Problem details: Report how many lines hold the string "model". Give the number and nothing else.

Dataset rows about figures
══════
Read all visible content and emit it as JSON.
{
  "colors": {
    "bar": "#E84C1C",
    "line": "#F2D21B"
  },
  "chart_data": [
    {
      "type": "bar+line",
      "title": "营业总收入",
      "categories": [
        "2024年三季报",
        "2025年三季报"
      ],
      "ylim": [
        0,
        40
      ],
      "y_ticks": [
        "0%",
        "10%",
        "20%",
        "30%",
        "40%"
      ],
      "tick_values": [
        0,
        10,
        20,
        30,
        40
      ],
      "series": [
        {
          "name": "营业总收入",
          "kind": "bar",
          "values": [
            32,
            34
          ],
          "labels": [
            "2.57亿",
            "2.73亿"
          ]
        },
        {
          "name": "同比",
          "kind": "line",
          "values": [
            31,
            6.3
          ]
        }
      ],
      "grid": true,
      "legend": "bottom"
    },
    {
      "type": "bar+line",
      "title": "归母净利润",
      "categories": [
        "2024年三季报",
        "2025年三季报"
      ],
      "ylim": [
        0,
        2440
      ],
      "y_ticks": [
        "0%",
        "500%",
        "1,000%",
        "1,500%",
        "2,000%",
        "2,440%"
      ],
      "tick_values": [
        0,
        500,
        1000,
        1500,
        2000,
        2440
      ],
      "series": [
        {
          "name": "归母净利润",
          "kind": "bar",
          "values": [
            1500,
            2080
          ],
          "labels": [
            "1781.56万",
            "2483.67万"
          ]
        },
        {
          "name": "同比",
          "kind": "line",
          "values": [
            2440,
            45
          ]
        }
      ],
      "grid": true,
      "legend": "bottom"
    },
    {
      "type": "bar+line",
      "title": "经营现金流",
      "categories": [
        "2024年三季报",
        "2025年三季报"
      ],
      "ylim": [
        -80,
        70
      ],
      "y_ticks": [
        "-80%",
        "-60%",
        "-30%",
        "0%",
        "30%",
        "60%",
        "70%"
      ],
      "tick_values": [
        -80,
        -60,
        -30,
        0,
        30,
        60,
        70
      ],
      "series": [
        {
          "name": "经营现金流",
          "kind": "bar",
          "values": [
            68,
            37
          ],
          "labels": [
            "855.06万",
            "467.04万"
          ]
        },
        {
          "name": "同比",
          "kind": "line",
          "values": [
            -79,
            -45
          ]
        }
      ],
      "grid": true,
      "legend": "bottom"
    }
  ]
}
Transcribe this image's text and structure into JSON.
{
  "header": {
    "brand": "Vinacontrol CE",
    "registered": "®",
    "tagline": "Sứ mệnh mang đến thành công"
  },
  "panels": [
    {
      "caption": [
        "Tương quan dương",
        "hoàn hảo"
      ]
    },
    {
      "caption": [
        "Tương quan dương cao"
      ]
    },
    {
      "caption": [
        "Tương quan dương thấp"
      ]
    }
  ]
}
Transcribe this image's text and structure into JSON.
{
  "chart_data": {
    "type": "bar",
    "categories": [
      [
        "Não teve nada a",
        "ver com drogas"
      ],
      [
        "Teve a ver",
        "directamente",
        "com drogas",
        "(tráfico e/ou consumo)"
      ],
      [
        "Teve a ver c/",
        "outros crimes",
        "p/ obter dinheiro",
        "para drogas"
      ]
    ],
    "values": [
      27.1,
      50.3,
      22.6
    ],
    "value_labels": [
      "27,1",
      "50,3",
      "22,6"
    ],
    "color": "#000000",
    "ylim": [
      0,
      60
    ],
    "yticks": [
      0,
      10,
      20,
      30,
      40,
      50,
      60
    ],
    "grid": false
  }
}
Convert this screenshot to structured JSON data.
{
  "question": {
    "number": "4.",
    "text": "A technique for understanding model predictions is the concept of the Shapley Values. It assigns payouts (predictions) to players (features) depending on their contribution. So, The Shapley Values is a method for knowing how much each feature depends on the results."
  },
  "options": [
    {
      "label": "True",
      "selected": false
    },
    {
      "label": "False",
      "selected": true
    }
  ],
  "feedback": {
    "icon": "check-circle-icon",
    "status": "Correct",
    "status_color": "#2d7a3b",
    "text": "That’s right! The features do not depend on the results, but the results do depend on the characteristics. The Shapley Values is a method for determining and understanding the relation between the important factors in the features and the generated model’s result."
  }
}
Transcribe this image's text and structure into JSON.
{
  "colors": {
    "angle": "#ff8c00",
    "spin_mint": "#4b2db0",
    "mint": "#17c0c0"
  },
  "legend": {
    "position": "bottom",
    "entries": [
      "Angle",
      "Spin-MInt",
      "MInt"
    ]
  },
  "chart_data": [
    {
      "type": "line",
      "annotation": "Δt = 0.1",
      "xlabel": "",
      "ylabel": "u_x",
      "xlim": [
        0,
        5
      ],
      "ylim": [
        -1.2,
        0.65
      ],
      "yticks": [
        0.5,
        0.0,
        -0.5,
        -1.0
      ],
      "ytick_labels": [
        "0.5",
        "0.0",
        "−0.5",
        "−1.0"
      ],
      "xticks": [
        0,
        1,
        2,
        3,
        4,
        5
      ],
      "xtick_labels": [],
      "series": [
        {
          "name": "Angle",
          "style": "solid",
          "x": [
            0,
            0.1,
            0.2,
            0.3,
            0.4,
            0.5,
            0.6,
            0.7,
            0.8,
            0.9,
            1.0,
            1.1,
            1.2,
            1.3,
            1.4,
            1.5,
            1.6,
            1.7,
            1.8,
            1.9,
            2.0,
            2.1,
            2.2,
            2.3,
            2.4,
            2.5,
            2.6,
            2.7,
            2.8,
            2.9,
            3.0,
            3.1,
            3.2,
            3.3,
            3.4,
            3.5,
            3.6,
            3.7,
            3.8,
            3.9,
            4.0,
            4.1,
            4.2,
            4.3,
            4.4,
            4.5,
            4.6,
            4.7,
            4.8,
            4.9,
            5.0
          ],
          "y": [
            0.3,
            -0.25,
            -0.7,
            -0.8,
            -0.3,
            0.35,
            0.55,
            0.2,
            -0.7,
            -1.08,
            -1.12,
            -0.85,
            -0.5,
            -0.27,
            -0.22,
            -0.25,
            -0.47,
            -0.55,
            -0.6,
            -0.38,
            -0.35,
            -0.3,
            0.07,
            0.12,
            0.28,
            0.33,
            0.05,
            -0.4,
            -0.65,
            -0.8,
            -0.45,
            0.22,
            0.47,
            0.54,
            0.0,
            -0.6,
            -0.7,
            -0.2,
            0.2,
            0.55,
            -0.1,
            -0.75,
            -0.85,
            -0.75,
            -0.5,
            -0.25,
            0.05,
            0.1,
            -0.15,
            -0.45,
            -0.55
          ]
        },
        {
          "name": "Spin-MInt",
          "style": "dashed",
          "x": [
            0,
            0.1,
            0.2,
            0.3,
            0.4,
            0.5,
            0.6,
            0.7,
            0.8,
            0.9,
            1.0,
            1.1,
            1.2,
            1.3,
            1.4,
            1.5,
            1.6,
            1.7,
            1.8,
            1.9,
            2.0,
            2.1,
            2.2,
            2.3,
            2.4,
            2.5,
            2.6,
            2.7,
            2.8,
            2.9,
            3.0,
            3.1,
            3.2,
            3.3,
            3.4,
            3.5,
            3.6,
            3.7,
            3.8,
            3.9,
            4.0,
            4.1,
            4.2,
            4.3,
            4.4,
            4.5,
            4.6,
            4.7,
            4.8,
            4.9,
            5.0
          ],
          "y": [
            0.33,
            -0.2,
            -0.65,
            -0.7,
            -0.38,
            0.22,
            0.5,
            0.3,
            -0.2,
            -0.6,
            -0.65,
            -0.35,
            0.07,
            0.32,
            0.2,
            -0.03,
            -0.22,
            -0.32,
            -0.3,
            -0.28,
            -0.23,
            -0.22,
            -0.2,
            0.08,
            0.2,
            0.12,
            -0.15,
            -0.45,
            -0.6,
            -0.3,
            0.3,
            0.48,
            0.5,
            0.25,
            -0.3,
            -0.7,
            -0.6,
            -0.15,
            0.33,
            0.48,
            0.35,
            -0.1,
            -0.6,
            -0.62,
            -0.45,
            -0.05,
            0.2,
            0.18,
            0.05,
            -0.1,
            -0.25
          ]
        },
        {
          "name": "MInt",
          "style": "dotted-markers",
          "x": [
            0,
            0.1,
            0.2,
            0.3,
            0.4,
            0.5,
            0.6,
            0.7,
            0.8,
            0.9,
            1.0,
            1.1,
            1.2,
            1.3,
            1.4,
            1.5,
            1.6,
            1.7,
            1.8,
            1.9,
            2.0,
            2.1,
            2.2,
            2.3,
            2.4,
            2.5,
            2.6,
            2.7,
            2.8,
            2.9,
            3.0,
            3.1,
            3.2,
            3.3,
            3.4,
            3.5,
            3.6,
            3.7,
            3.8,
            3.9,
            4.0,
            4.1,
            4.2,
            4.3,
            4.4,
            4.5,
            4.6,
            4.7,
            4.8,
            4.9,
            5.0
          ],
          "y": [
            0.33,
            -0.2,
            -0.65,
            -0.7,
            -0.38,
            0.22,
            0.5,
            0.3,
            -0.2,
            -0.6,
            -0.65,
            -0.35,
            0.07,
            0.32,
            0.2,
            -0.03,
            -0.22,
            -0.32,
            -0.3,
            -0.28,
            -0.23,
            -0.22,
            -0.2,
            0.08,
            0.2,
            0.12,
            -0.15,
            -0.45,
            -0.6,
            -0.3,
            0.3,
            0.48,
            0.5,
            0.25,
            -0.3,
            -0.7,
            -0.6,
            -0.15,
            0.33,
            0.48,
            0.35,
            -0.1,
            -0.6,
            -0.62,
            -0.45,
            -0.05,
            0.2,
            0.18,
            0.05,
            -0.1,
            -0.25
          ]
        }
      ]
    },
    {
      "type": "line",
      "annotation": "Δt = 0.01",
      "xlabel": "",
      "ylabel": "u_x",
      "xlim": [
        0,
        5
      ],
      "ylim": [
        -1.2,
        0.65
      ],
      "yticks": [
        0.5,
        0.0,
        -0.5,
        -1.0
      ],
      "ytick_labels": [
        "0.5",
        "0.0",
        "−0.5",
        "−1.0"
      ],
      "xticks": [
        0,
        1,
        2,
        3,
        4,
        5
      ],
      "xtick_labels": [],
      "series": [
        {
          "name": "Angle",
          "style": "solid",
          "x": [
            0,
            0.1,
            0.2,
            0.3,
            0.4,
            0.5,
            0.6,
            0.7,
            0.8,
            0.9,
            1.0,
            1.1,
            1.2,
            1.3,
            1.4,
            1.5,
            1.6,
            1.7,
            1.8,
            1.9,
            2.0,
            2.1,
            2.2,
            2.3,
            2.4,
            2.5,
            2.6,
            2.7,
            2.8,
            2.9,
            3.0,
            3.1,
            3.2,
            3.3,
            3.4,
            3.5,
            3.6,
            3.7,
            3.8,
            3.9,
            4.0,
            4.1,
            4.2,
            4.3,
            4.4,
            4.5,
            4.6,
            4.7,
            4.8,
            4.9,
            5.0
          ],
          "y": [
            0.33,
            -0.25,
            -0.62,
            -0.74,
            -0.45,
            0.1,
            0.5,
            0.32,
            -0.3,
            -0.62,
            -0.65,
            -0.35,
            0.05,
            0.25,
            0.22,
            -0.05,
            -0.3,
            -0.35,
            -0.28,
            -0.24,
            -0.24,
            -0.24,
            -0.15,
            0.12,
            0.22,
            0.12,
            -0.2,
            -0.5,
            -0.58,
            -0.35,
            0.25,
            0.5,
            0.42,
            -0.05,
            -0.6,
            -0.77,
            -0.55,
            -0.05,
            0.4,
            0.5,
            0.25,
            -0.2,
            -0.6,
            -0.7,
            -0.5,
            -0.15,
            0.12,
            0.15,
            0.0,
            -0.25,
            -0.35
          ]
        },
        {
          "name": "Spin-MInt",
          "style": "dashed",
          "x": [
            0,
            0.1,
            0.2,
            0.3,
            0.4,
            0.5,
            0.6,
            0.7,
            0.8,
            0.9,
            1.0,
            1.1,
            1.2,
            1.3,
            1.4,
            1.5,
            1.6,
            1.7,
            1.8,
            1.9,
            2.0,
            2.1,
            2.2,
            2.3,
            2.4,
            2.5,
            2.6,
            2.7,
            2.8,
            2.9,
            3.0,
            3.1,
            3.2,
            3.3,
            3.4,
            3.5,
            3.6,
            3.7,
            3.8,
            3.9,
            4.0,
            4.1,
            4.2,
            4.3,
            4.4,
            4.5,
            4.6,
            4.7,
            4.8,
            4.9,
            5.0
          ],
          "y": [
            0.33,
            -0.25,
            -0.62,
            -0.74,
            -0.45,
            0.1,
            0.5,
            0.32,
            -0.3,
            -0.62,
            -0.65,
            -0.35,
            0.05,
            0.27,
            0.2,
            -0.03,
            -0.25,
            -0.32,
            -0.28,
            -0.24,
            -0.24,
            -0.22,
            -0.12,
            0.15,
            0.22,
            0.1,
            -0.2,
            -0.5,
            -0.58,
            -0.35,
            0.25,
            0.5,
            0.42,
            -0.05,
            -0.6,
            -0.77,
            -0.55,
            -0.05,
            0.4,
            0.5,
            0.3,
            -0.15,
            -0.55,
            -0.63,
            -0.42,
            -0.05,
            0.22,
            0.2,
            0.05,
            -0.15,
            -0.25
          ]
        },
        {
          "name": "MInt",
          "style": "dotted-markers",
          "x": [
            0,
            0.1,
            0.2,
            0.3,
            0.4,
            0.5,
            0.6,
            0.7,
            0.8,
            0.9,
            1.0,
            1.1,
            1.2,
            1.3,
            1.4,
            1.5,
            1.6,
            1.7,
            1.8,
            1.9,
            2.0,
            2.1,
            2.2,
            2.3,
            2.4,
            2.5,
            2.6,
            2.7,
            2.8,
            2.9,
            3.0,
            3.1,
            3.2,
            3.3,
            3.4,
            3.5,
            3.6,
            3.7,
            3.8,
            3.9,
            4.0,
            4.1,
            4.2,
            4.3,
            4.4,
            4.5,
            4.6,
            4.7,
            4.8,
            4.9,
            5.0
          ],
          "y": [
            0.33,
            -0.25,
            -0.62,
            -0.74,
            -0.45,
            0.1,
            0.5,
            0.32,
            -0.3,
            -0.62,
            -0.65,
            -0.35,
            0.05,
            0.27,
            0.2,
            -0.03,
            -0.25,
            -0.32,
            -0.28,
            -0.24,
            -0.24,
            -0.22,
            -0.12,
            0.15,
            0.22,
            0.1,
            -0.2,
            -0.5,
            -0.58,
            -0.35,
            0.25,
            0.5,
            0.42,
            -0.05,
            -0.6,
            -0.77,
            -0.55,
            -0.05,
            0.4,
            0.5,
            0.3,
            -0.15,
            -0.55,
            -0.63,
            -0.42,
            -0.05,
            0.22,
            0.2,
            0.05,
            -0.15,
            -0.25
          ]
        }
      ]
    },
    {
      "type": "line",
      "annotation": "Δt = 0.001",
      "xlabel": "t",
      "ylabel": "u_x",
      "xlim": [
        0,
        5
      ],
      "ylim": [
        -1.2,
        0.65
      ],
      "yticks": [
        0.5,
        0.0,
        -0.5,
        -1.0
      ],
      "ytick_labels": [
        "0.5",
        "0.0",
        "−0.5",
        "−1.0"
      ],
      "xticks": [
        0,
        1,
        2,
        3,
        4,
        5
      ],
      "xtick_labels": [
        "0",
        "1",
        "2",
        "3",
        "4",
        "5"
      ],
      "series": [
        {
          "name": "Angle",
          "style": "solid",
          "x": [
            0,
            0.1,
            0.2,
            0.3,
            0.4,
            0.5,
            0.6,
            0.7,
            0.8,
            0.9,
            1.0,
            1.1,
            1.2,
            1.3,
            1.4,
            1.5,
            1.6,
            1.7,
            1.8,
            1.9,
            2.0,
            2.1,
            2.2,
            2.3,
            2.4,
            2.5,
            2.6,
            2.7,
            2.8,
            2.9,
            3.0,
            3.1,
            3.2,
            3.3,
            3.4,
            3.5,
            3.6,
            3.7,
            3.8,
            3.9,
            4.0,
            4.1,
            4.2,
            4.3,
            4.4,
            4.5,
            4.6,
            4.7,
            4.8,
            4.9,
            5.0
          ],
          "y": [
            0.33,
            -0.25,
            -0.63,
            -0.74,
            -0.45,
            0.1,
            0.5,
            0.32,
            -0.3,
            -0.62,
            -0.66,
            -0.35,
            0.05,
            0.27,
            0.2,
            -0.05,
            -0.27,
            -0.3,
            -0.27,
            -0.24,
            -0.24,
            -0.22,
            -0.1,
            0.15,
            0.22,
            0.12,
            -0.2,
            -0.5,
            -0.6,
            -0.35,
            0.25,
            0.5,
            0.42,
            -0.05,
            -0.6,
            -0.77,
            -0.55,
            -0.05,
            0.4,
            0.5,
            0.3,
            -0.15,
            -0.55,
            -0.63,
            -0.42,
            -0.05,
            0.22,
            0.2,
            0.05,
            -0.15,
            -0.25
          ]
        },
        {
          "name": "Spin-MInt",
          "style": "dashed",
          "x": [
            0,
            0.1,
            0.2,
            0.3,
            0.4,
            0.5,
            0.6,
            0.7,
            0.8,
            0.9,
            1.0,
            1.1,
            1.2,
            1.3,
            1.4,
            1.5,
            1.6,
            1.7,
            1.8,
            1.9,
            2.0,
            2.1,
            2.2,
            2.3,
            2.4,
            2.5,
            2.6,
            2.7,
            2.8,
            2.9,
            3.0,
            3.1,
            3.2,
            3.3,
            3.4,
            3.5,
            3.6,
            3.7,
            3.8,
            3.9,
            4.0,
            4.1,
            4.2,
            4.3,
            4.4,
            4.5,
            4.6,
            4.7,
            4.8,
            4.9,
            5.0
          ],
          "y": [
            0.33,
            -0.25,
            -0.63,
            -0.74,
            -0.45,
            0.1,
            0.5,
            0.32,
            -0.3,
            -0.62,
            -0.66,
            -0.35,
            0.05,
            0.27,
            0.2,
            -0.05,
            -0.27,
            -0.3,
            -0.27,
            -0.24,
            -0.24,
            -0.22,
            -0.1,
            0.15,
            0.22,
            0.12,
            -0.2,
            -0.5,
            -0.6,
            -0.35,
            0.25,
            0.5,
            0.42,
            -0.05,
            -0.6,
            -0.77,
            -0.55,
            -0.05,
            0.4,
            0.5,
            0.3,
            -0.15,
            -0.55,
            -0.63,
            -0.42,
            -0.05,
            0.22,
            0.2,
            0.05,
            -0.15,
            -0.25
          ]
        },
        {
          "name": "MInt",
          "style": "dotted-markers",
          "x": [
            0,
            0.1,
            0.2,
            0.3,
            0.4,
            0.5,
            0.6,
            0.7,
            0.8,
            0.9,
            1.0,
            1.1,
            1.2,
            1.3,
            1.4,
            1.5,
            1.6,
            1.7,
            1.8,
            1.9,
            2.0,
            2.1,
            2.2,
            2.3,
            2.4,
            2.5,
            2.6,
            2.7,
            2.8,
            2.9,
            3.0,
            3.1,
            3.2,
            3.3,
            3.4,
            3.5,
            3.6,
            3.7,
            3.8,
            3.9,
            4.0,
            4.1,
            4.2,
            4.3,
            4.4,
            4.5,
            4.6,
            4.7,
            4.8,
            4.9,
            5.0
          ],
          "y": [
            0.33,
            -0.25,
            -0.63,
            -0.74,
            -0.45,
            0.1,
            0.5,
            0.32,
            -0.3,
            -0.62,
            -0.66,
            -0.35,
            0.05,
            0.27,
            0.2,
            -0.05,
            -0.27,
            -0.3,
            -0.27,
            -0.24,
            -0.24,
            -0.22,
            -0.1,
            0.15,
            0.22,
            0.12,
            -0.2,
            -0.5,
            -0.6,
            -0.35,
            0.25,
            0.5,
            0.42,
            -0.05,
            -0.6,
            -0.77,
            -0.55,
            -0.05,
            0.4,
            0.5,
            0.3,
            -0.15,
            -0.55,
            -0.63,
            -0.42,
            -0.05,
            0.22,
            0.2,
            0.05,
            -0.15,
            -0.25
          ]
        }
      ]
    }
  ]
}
══════
Expected answer: 2